Work instructions ▸
Copy the records below exactly, leaving out any pictures.

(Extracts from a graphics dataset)
---

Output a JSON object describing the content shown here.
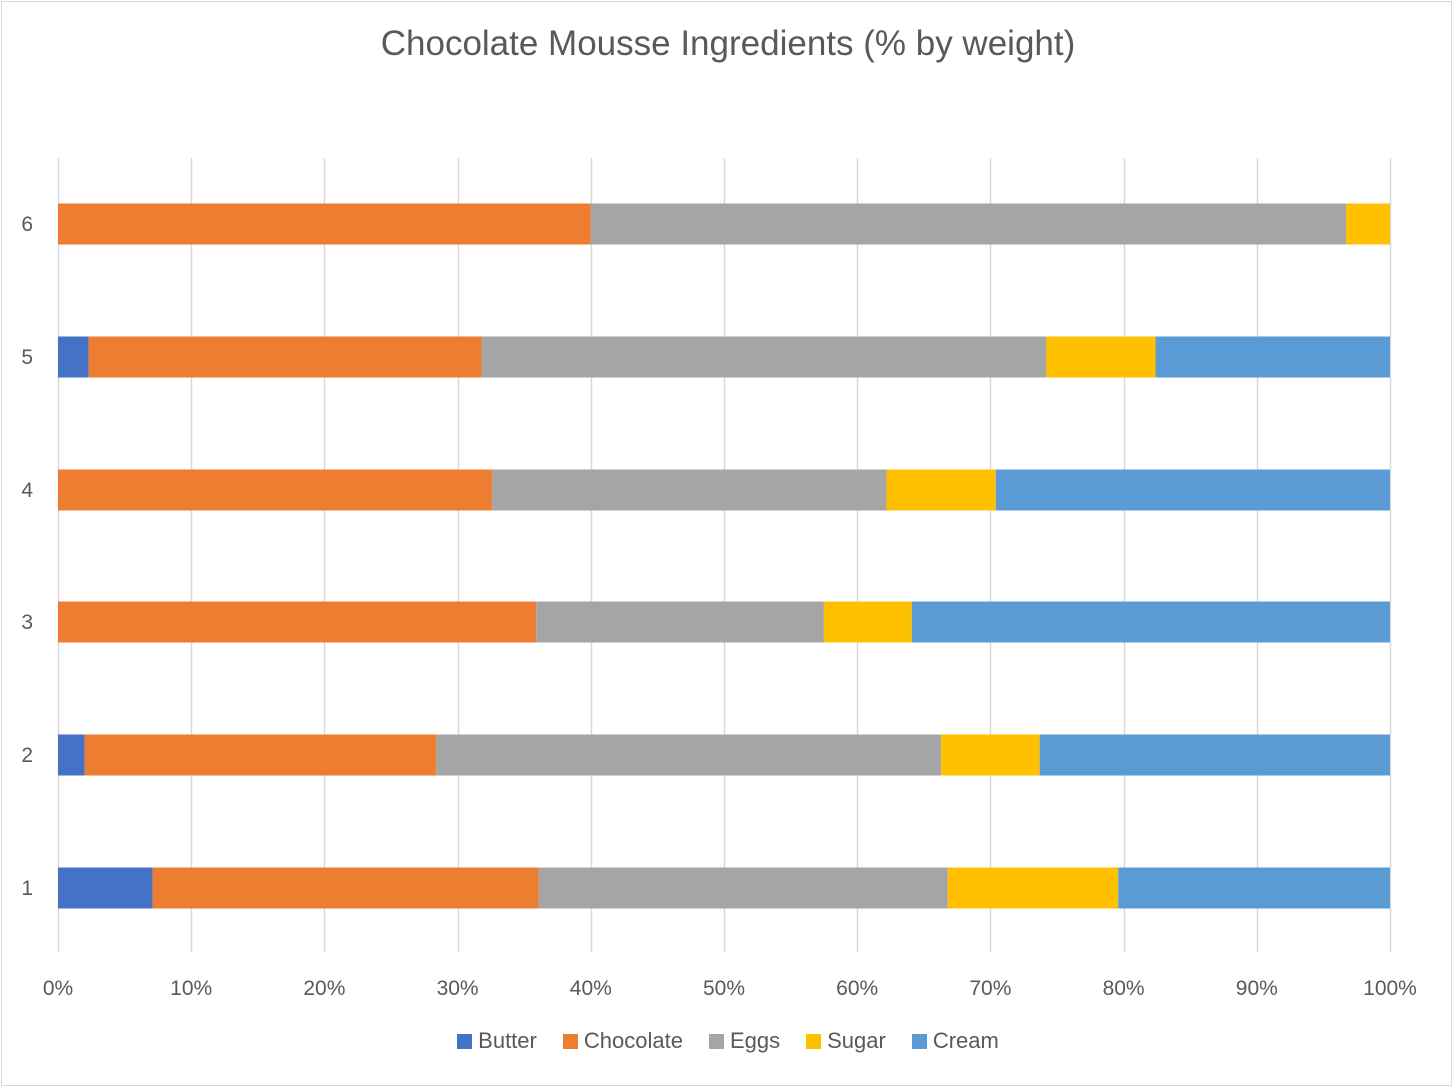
{
  "chart_data": {
    "type": "bar",
    "orientation": "horizontal",
    "stacked": "percent",
    "title": "Chocolate Mousse Ingredients (% by weight)",
    "xlabel": "",
    "ylabel": "",
    "categories": [
      "1",
      "2",
      "3",
      "4",
      "5",
      "6"
    ],
    "xlim": [
      0,
      100
    ],
    "x_ticks": [
      "0%",
      "10%",
      "20%",
      "30%",
      "40%",
      "50%",
      "60%",
      "70%",
      "80%",
      "90%",
      "100%"
    ],
    "grid": "vertical",
    "legend_position": "bottom",
    "series": [
      {
        "name": "Butter",
        "color": "#4472C4",
        "values": [
          7.1,
          2.0,
          0,
          0,
          2.3,
          0
        ]
      },
      {
        "name": "Chocolate",
        "color": "#ED7D31",
        "values": [
          29.0,
          26.4,
          35.9,
          32.6,
          29.5,
          40.0
        ]
      },
      {
        "name": "Eggs",
        "color": "#A5A5A5",
        "values": [
          30.7,
          37.9,
          21.6,
          29.6,
          42.4,
          56.7
        ]
      },
      {
        "name": "Sugar",
        "color": "#FFC000",
        "values": [
          12.8,
          7.4,
          6.6,
          8.2,
          8.2,
          3.3
        ]
      },
      {
        "name": "Cream",
        "color": "#5B9BD5",
        "values": [
          20.4,
          26.3,
          35.9,
          29.6,
          17.6,
          0
        ]
      }
    ]
  }
}
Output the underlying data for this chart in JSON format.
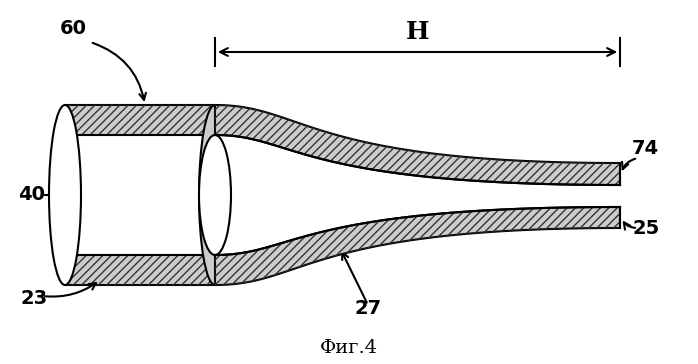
{
  "title": "Фиг.4",
  "bg_color": "#ffffff",
  "line_color": "#000000",
  "hatch_color": "#333333",
  "lw": 1.5
}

---

Answer to this task ▸
Output a JSON object describing the content shown here.
{
  "chart_data": {
    "type": "bar",
    "orientation": "horizontal",
    "stacked": "percent",
    "title": "Chocolate Mousse Ingredients (% by weight)",
    "xlabel": "",
    "ylabel": "",
    "categories": [
      "1",
      "2",
      "3",
      "4",
      "5",
      "6"
    ],
    "xlim": [
      0,
      100
    ],
    "x_ticks": [
      "0%",
      "10%",
      "20%",
      "30%",
      "40%",
      "50%",
      "60%",
      "70%",
      "80%",
      "90%",
      "100%"
    ],
    "grid": "vertical",
    "legend_position": "bottom",
    "series": [
      {
        "name": "Butter",
        "color": "#4472C4",
        "values": [
          7.1,
          2.0,
          0,
          0,
          2.3,
          0
        ]
      },
      {
        "name": "Chocolate",
        "color": "#ED7D31",
        "values": [
          29.0,
          26.4,
          35.9,
          32.6,
          29.5,
          40.0
        ]
      },
      {
        "name": "Eggs",
        "color": "#A5A5A5",
        "values": [
          30.7,
          37.9,
          21.6,
          29.6,
          42.4,
          56.7
        ]
      },
      {
        "name": "Sugar",
        "color": "#FFC000",
        "values": [
          12.8,
          7.4,
          6.6,
          8.2,
          8.2,
          3.3
        ]
      },
      {
        "name": "Cream",
        "color": "#5B9BD5",
        "values": [
          20.4,
          26.3,
          35.9,
          29.6,
          17.6,
          0
        ]
      }
    ]
  }
}
Output the underlying data for this chart in JSON format.
{
  "title": "Фиг.4",
  "bg_color": "#ffffff",
  "line_color": "#000000",
  "hatch_color": "#333333",
  "lw": 1.5
}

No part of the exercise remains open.